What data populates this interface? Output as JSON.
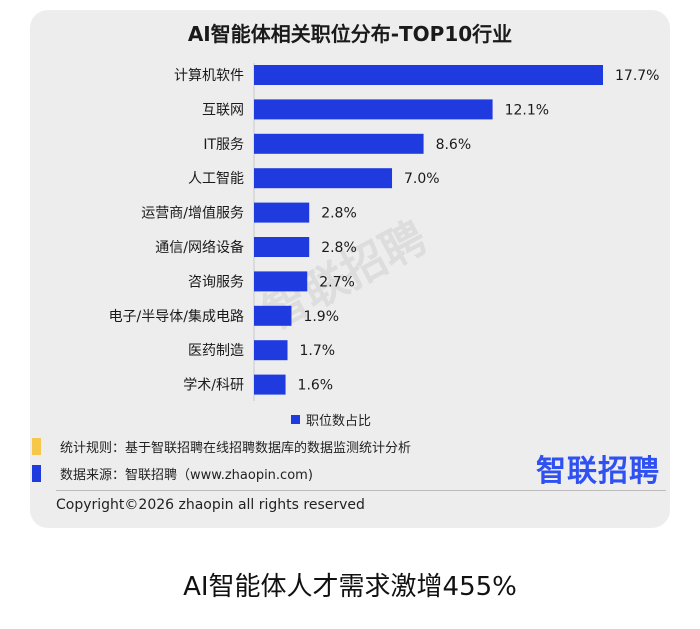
{
  "title": "AI智能体相关职位分布-TOP10行业",
  "caption": "AI智能体人才需求激增455%",
  "watermark": "智联招聘",
  "legend_label": "职位数占比",
  "notes": {
    "rule": "统计规则：基于智联招聘在线招聘数据库的数据监测统计分析",
    "source": "数据来源：智联招聘（www.zhaopin.com)"
  },
  "logo_text": "智联招聘",
  "copyright": "Copyright©2026 zhaopin all rights reserved",
  "colors": {
    "bar": "#1f3be0",
    "logo": "#2f51f1",
    "marker_rule": "#f5c84c",
    "marker_source": "#1f3be0"
  },
  "chart_data": {
    "type": "bar",
    "orientation": "horizontal",
    "title": "AI智能体相关职位分布-TOP10行业",
    "categories": [
      "计算机软件",
      "互联网",
      "IT服务",
      "人工智能",
      "运营商/增值服务",
      "通信/网络设备",
      "咨询服务",
      "电子/半导体/集成电路",
      "医药制造",
      "学术/科研"
    ],
    "series": [
      {
        "name": "职位数占比",
        "values": [
          17.7,
          12.1,
          8.6,
          7.0,
          2.8,
          2.8,
          2.7,
          1.9,
          1.7,
          1.6
        ]
      }
    ],
    "value_labels": [
      "17.7%",
      "12.1%",
      "8.6%",
      "7.0%",
      "2.8%",
      "2.8%",
      "2.7%",
      "1.9%",
      "1.7%",
      "1.6%"
    ],
    "xlim": [
      0,
      17.7
    ],
    "grid": false,
    "legend_position": "bottom"
  }
}
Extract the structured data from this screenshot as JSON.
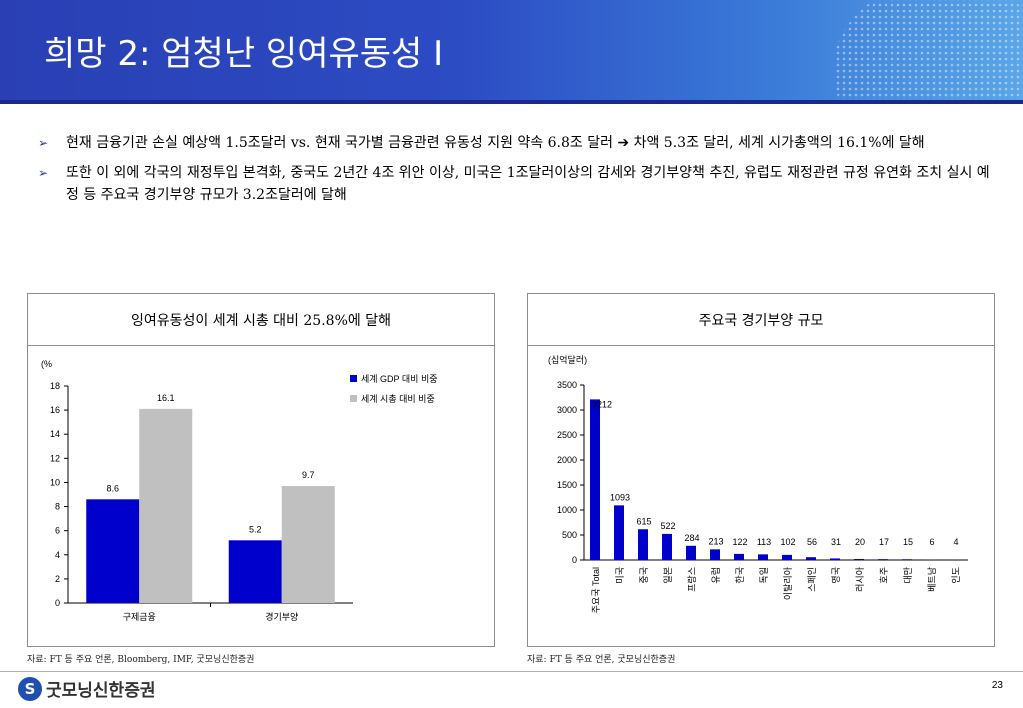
{
  "header": {
    "title": "희망 2: 엄청난 잉여유동성 I",
    "accent_color": "#2c4cc4"
  },
  "bullets": [
    {
      "icon": "arrow-bullet-icon",
      "text": "현재 금융기관 손실 예상액 1.5조달러 vs. 현재 국가별 금융관련 유동성 지원 약속 6.8조 달러 ➔ 차액 5.3조 달러, 세계 시가총액의 16.1%에 달해"
    },
    {
      "icon": "arrow-bullet-icon",
      "text": "또한 이 외에 각국의 재정투입 본격화, 중국도 2년간 4조 위안 이상, 미국은 1조달러이상의 감세와 경기부양책 추진, 유럽도 재정관련 규정 유연화 조치 실시 예정 등 주요국 경기부양 규모가 3.2조달러에 달해"
    }
  ],
  "left_panel": {
    "title": "잉여유동성이 세계 시총 대비 25.8%에 달해",
    "source": "자료: FT 등 주요 언론, Bloomberg, IMF, 굿모닝신한증권"
  },
  "right_panel": {
    "title": "주요국 경기부양 규모",
    "source": "자료: FT 등 주요 언론, 굿모닝신한증권"
  },
  "footer": {
    "logo_text": "굿모닝신한증권",
    "page_number": "23"
  },
  "chart_data": [
    {
      "type": "bar",
      "unit_label": "(%",
      "categories": [
        "구제금융",
        "경기부양"
      ],
      "series": [
        {
          "name": "세계 GDP 대비 비중",
          "values": [
            8.6,
            5.2
          ],
          "color": "#0000cc"
        },
        {
          "name": "세계 시총 대비 비중",
          "values": [
            16.1,
            9.7
          ],
          "color": "#c0c0c0"
        }
      ],
      "ylim": [
        0,
        18
      ],
      "yticks": [
        "0",
        "2",
        "4",
        "6",
        "8",
        "10",
        "12",
        "14",
        "16",
        "18"
      ],
      "legend": "top-right",
      "grid": false
    },
    {
      "type": "bar",
      "unit_label": "(십억달러)",
      "categories": [
        "주요국 Total",
        "미국",
        "중국",
        "일본",
        "프랑스",
        "유럽",
        "한국",
        "독일",
        "이탈리아",
        "스페인",
        "영국",
        "러시아",
        "호주",
        "대만",
        "베트남",
        "인도"
      ],
      "values": [
        3212,
        1093,
        615,
        522,
        284,
        213,
        122,
        113,
        102,
        56,
        31,
        20,
        17,
        15,
        6,
        4
      ],
      "color": "#0000cc",
      "ylim": [
        0,
        3500
      ],
      "yticks": [
        "0",
        "500",
        "1000",
        "1500",
        "2000",
        "2500",
        "3000",
        "3500"
      ],
      "grid": false
    }
  ]
}
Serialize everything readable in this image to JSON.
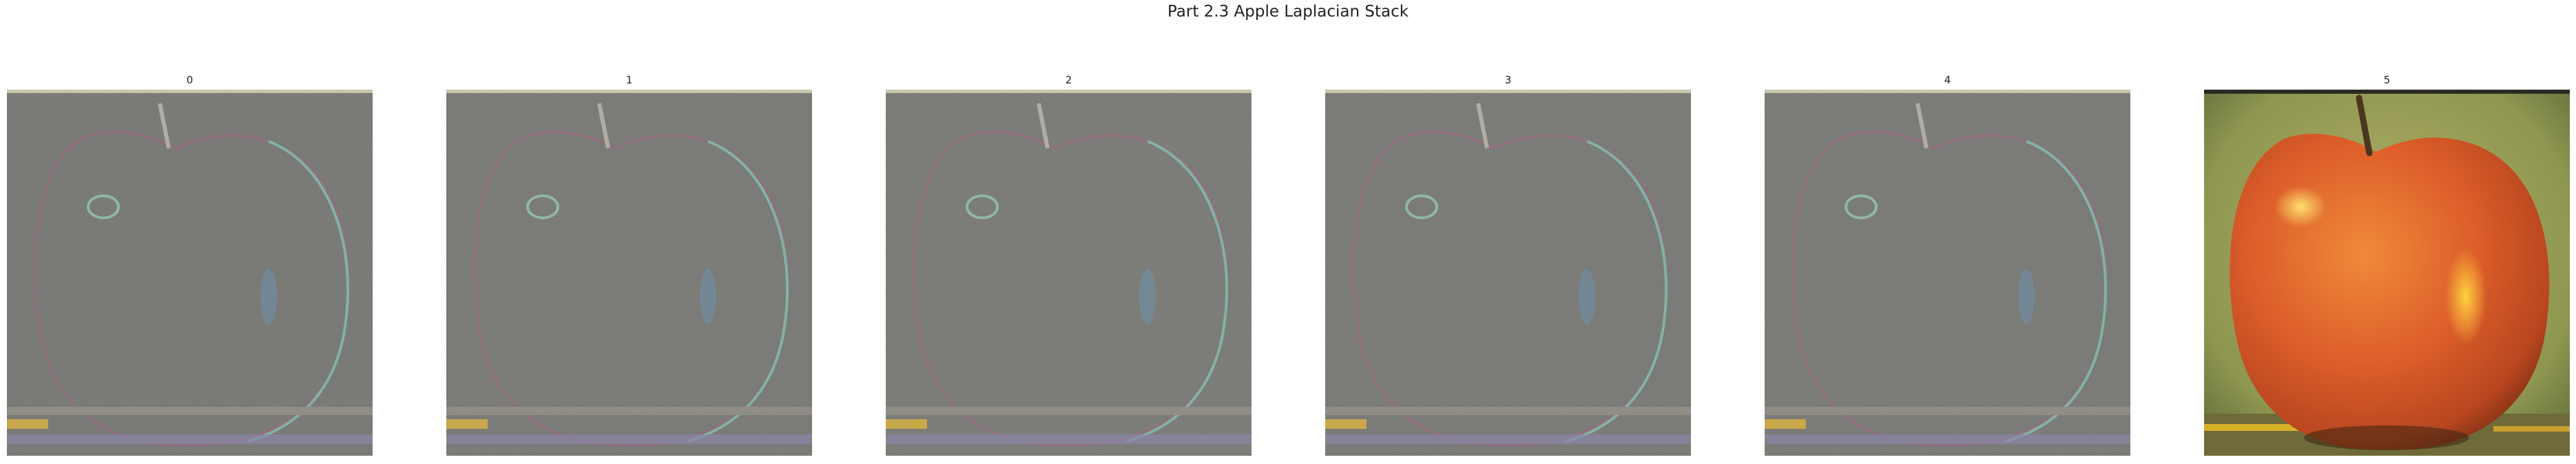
{
  "figure": {
    "title": "Part 2.3 Apple Laplacian Stack"
  },
  "panels": [
    {
      "label": "0",
      "kind": "laplacian"
    },
    {
      "label": "1",
      "kind": "laplacian"
    },
    {
      "label": "2",
      "kind": "laplacian"
    },
    {
      "label": "3",
      "kind": "laplacian"
    },
    {
      "label": "4",
      "kind": "laplacian"
    },
    {
      "label": "5",
      "kind": "residual-color"
    }
  ],
  "colors": {
    "laplacian_bg": "#7b7b78",
    "apple_red": "#d5582a",
    "apple_orange": "#e07a30",
    "residual_bg": "#9aa05a"
  }
}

▶ WORK REQUIRED
Images in the records should not be copied. Repeat all the rest exactly.

▶ EXPECTED ANSWER
What data populates this interface? Output as JSON.
{
  "title": "AI智能体相关职位分布-TOP10行业",
  "caption": "AI智能体人才需求激增455%",
  "watermark": "智联招聘",
  "legend_label": "职位数占比",
  "notes": {
    "rule": "统计规则：基于智联招聘在线招聘数据库的数据监测统计分析",
    "source": "数据来源：智联招聘（www.zhaopin.com)"
  },
  "logo_text": "智联招聘",
  "copyright": "Copyright©2026 zhaopin all rights reserved",
  "colors": {
    "bar": "#1f3be0",
    "logo": "#2f51f1",
    "marker_rule": "#f5c84c",
    "marker_source": "#1f3be0"
  },
  "chart_data": {
    "type": "bar",
    "orientation": "horizontal",
    "title": "AI智能体相关职位分布-TOP10行业",
    "categories": [
      "计算机软件",
      "互联网",
      "IT服务",
      "人工智能",
      "运营商/增值服务",
      "通信/网络设备",
      "咨询服务",
      "电子/半导体/集成电路",
      "医药制造",
      "学术/科研"
    ],
    "series": [
      {
        "name": "职位数占比",
        "values": [
          17.7,
          12.1,
          8.6,
          7.0,
          2.8,
          2.8,
          2.7,
          1.9,
          1.7,
          1.6
        ]
      }
    ],
    "value_labels": [
      "17.7%",
      "12.1%",
      "8.6%",
      "7.0%",
      "2.8%",
      "2.8%",
      "2.7%",
      "1.9%",
      "1.7%",
      "1.6%"
    ],
    "xlim": [
      0,
      17.7
    ],
    "grid": false,
    "legend_position": "bottom"
  }
}
Extract the structured data from this screenshot as JSON.
{
  "header": {
    "title": "희망 2: 엄청난 잉여유동성 I",
    "accent_color": "#2c4cc4"
  },
  "bullets": [
    {
      "icon": "arrow-bullet-icon",
      "text": "현재 금융기관 손실 예상액 1.5조달러 vs. 현재 국가별 금융관련 유동성 지원 약속 6.8조 달러 ➔ 차액 5.3조 달러, 세계 시가총액의 16.1%에 달해"
    },
    {
      "icon": "arrow-bullet-icon",
      "text": "또한 이 외에 각국의 재정투입 본격화, 중국도 2년간 4조 위안 이상, 미국은 1조달러이상의 감세와 경기부양책 추진, 유럽도 재정관련 규정 유연화 조치 실시 예정 등 주요국 경기부양 규모가 3.2조달러에 달해"
    }
  ],
  "left_panel": {
    "title": "잉여유동성이 세계 시총 대비 25.8%에 달해",
    "source": "자료: FT 등 주요 언론, Bloomberg, IMF, 굿모닝신한증권"
  },
  "right_panel": {
    "title": "주요국 경기부양 규모",
    "source": "자료: FT 등 주요 언론, 굿모닝신한증권"
  },
  "footer": {
    "logo_text": "굿모닝신한증권",
    "page_number": "23"
  },
  "chart_data": [
    {
      "type": "bar",
      "unit_label": "(%",
      "categories": [
        "구제금융",
        "경기부양"
      ],
      "series": [
        {
          "name": "세계 GDP 대비 비중",
          "values": [
            8.6,
            5.2
          ],
          "color": "#0000cc"
        },
        {
          "name": "세계 시총 대비 비중",
          "values": [
            16.1,
            9.7
          ],
          "color": "#c0c0c0"
        }
      ],
      "ylim": [
        0,
        18
      ],
      "yticks": [
        "0",
        "2",
        "4",
        "6",
        "8",
        "10",
        "12",
        "14",
        "16",
        "18"
      ],
      "legend": "top-right",
      "grid": false
    },
    {
      "type": "bar",
      "unit_label": "(십억달러)",
      "categories": [
        "주요국 Total",
        "미국",
        "중국",
        "일본",
        "프랑스",
        "유럽",
        "한국",
        "독일",
        "이탈리아",
        "스페인",
        "영국",
        "러시아",
        "호주",
        "대만",
        "베트남",
        "인도"
      ],
      "values": [
        3212,
        1093,
        615,
        522,
        284,
        213,
        122,
        113,
        102,
        56,
        31,
        20,
        17,
        15,
        6,
        4
      ],
      "color": "#0000cc",
      "ylim": [
        0,
        3500
      ],
      "yticks": [
        "0",
        "500",
        "1000",
        "1500",
        "2000",
        "2500",
        "3000",
        "3500"
      ],
      "grid": false
    }
  ]
}
Serialize everything readable in this image to JSON.
{
  "figure": {
    "title": "Part 2.3 Apple Laplacian Stack"
  },
  "panels": [
    {
      "label": "0",
      "kind": "laplacian"
    },
    {
      "label": "1",
      "kind": "laplacian"
    },
    {
      "label": "2",
      "kind": "laplacian"
    },
    {
      "label": "3",
      "kind": "laplacian"
    },
    {
      "label": "4",
      "kind": "laplacian"
    },
    {
      "label": "5",
      "kind": "residual-color"
    }
  ],
  "colors": {
    "laplacian_bg": "#7b7b78",
    "apple_red": "#d5582a",
    "apple_orange": "#e07a30",
    "residual_bg": "#9aa05a"
  }
}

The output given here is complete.